## BLOC DE TEXTE

# # # # #

La raison de cette prohibition est que les fêtes les plus célèbres de
toutes sont Noël, Pâque et la Pentecôte.
Et à ces fêtes, tous étaient tenus d’aller communier, en vertu du
concile d’Agathe, chapitre 18. La
solennité des noces était une grande occasion de distraction, car elles avaient
coutume de se faire avec des banquets et un grand apparat. Donc, pour que les chrétiens soient prêts
pour ces fêtes spirituelles, et puissent recevoir la sainte communion, l’Église
agissait sagement en interdisant les mariages pendant ces trois temps
liturgiques. Cette prohibition l’Église
l’a récemment tempérée en la limitant à deux temps. Elle n’a, en effet, interdit les noces
solennelles que de l’avent à l’épiphanie, et des cendres à l’octave de Pâque.
Pourtant,
cette loi très utile est condamnée par Calvin (livre 4, chapitre 19, dernier
verset). Kemnitius (dans 2 par examen, page 1271), la loue comme
ayant été instituée par les anciens avec un grand zèle, mais il reproche deux choses. La première.
Avoir retenu cette institution quand la cause avait cessé. La cause en était que les fidèles
communiaient trois fois par année au sacrement du corps du Seigneur. Mais,
maintenant, ils ne sont obligés de communier qu’une fois par année. L’autre.
Parce qu’une nouvelle conception avait fait son apparition, à savoir que la
sainteté de ces temps liturgiques ne pouvait pas supporter le mélange avec la
chair dans la copule charnelle, comme, pendant les mystères de la bonne déesse
, il fallait faire chambre à part.
Kemnitius
se trompe dans les deux cas. Car, même
si les chrétiens ne sont tenus, par la loi ecclésiastique, de ne communier qu’à
Pâque, la coutume de communier à Noël est toujours en vigueur dans toute l’Église.
Tellement qu’ils sont rares ceux qui ne le font pas. Pour la pentecôte, la communion est plus
rare, et c’est peut-être pour cela qu’aujourd’hui le concile de Trente a permis
des noces solennelle en ce temps liturgique.
Ajoutons que la communion n’est pas la seule cause de ce décret, mais
aussi la célébrité des principales fêtes
auxquelles l’Église s’applique à préparer ses fils par le jeûne et les
prières. Les pompes des noces, les
festins, les danses et les autres signes
d’allégresse ne conviennent pas très bien à cette préparation, surtout à celle
de l’Avent et du Carême. Dans aucun de
leurs décrets (33, question 4, ou aux
féries) la communion est présentée comme une cause, mais seulement la célébration
des fêtes.

# # # # #

## OBJECTIFS
#1 D'après le texte sur l'interdiction des noces, à quelles périodes l'Église a-t-elle désormais limité l'interdiction des noces solennelles ?
#2 Énumérez les réjouissances que le texte sur l'interdiction des noces cite nommément comme peu compatibles avec la préparation des fêtes.
#3 Prolongez le texte sur l'interdiction des noces pendant les temps liturgiques à partir de sa dernière phrase.

# # # # #

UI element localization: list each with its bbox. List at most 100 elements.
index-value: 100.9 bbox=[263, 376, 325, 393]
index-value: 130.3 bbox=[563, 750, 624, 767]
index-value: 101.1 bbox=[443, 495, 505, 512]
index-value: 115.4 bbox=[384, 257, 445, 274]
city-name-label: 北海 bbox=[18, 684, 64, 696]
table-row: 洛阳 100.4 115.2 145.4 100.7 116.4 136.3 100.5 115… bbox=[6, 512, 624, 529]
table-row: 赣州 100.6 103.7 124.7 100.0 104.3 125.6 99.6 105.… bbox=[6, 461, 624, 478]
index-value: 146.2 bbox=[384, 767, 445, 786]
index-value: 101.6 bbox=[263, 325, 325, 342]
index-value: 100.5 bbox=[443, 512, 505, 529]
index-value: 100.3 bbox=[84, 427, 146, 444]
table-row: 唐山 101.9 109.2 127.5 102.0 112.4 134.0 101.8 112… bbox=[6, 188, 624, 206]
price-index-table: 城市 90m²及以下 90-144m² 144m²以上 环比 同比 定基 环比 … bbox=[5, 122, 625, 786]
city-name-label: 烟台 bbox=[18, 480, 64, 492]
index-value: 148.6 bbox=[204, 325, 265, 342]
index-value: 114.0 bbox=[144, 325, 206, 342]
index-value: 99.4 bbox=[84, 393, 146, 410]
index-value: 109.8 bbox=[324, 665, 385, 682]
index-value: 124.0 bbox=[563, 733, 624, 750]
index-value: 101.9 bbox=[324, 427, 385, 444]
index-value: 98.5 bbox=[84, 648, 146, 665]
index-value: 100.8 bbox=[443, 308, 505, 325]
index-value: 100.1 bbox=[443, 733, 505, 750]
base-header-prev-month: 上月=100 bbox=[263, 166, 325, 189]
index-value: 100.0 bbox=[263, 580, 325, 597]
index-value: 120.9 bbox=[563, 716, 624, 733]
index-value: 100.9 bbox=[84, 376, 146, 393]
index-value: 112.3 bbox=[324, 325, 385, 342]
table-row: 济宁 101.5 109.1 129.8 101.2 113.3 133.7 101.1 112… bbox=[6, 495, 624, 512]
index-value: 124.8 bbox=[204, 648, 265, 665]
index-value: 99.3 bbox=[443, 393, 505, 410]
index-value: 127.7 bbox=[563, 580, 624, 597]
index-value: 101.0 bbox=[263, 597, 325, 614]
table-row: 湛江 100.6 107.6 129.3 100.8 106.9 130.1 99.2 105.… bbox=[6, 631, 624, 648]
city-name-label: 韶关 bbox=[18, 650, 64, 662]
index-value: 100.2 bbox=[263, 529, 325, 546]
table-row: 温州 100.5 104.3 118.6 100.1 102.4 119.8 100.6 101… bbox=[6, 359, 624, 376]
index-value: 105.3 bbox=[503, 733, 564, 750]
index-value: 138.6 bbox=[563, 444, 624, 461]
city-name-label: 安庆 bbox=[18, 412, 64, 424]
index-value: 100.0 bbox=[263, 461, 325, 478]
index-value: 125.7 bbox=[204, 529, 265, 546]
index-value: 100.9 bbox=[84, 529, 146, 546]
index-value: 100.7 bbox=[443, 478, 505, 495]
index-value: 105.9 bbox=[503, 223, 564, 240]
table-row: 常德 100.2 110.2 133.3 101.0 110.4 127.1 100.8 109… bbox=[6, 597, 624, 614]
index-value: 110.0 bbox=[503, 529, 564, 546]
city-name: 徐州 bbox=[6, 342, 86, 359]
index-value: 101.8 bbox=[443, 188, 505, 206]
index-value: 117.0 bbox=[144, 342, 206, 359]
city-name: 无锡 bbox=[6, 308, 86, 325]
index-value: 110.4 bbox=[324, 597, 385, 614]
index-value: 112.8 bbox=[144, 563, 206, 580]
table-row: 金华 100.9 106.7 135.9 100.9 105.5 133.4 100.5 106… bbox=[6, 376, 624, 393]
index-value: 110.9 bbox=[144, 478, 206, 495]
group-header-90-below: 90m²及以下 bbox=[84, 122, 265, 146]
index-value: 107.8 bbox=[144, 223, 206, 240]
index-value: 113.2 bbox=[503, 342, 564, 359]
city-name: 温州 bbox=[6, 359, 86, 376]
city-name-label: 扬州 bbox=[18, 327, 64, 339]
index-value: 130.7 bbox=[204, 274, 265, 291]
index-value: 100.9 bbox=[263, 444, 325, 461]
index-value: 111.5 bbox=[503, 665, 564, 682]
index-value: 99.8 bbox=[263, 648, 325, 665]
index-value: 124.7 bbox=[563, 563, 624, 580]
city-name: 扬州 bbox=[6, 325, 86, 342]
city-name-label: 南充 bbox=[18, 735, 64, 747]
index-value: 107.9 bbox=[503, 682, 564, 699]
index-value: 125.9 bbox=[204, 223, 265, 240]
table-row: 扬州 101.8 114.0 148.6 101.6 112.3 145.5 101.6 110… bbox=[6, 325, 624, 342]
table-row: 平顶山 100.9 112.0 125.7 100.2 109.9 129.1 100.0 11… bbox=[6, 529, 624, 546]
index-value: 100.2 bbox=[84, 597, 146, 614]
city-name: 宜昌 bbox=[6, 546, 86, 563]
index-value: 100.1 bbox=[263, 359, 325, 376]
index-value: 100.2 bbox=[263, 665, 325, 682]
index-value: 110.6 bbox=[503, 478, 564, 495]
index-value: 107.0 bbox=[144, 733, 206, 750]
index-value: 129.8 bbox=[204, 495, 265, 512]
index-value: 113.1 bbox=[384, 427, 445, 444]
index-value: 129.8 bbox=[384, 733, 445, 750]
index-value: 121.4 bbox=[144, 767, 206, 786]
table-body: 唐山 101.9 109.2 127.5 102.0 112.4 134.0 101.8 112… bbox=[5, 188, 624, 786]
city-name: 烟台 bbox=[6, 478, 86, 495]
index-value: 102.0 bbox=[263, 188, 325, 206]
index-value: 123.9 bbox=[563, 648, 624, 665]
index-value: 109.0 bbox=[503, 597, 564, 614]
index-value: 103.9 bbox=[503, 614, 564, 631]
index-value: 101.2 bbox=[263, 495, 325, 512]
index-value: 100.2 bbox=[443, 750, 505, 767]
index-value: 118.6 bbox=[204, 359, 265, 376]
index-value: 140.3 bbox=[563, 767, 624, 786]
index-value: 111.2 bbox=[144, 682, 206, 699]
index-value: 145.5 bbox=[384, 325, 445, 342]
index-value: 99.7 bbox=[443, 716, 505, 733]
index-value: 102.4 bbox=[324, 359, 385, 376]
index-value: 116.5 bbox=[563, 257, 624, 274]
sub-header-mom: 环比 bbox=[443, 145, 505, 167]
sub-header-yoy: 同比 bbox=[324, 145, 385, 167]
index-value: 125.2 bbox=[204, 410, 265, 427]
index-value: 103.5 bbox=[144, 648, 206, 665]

# # # # #

## RÉSULTATS
#1 De l'avent à l'épiphanie, et des cendres à l'octave de Pâque.

#2 Les pompes des noces, les festins, les danses.

#3
Dans
l’autres, Kemnitius ment à son accoutumée.
Car, il ne peut présenter aucun décret pour supporter son opinion, alors
que beaucoup enseignent le contraire.
Car, saint Thomas (4, dist, 32, quest 1, art 5, quest 4, a 2) et Cajetan
(dans sa somme sur les péchés, sur le mot noces), et Navare (dans l’enchiridion,
chapt 22, numéro 71) enseignent que la célébration des mariages n’est pas
interdite en ces temps à cause de la consommation du mariage, mais
seulement à cause des danses, des baquets
et des festivités de toutes sortes qu’on a coutume de voir dans les noces. Mais, bien que, par le précepte dont
nous parlons, ne soit pas prohibé le devoir conjugal. il prouve par les
témoignages de beaucoup de pères que,
dans les principales solennités, et surtout quand il faut communier au corps du
Christ, il est bon de s’abstenir de la copule conjugale. Voir Gratien 33, question 4), et le maître
des sentences, livre 4, dist 32.
Et
nous en avons les fondements dans la sainte Écriture. Car, dans l’Exode 19, étant sur le point d’accepter la loi, et de
célébrer la première fête de la pentecôte, les Hébreux reçurent l’ordre de se préparer pendant trois jours
entiers, et de ne pas s’approcher de
leurs épouses. Et, dans 1 Rois 21, le prêtre Abimélech aurait refusé le pain
saint à David s’il n’avait pas été pur des femmes. Saint Jérôme (dans son livre 1 contre
Jovinien, et dans son apologie pour le même livre) déduit de ce texte qu’est beaucoup moins digne du pain céleste celui qui ne se
contient pas de la femme. Ensuite,
saint Paul (1 Corinthiens 7) veut que, d’un consentement mutuel, les époux s’abstiennent
de la copule conjugale pour vaquer à l’oraison.
Or, il est certain que, dans les principales fêtes, on doit vaquer à la
prière, et qu’il faut donc s’abstenir de la copule. Car même si le devoir conjugal ne
comporte aucune faute s’il est fait en temps et lieu, il ne serait certes pas
sans faute s’il était fait sur la place publique, à la vue de tous, et encore
moins, s’il était fait dans le temple sacré de Dieu. Qu’y a-t-il donc d’étonnant si les
catholiques s’abstiennent de l’union conjugale dans un temps sacré, et surtout
quand il faut aller communier.
LA SIXIÈME CONTROVERSE
LES CAUSES
MATRIMONIALES APPAETIENNENT AU JUGEMENT DE L’ÉGLISE
Il
reste la sixième controverse sur les causes du mariage qu’on pourra rapidement
expédier. Parmi nos adversaires,
plusieurs renvoient les causes matrimoniales à un juge civil, comme Philippe
Melanchton (dans les lieux, mariage), et Jean Brentius (dans son apologie pour
sa confession de Wirtemberg).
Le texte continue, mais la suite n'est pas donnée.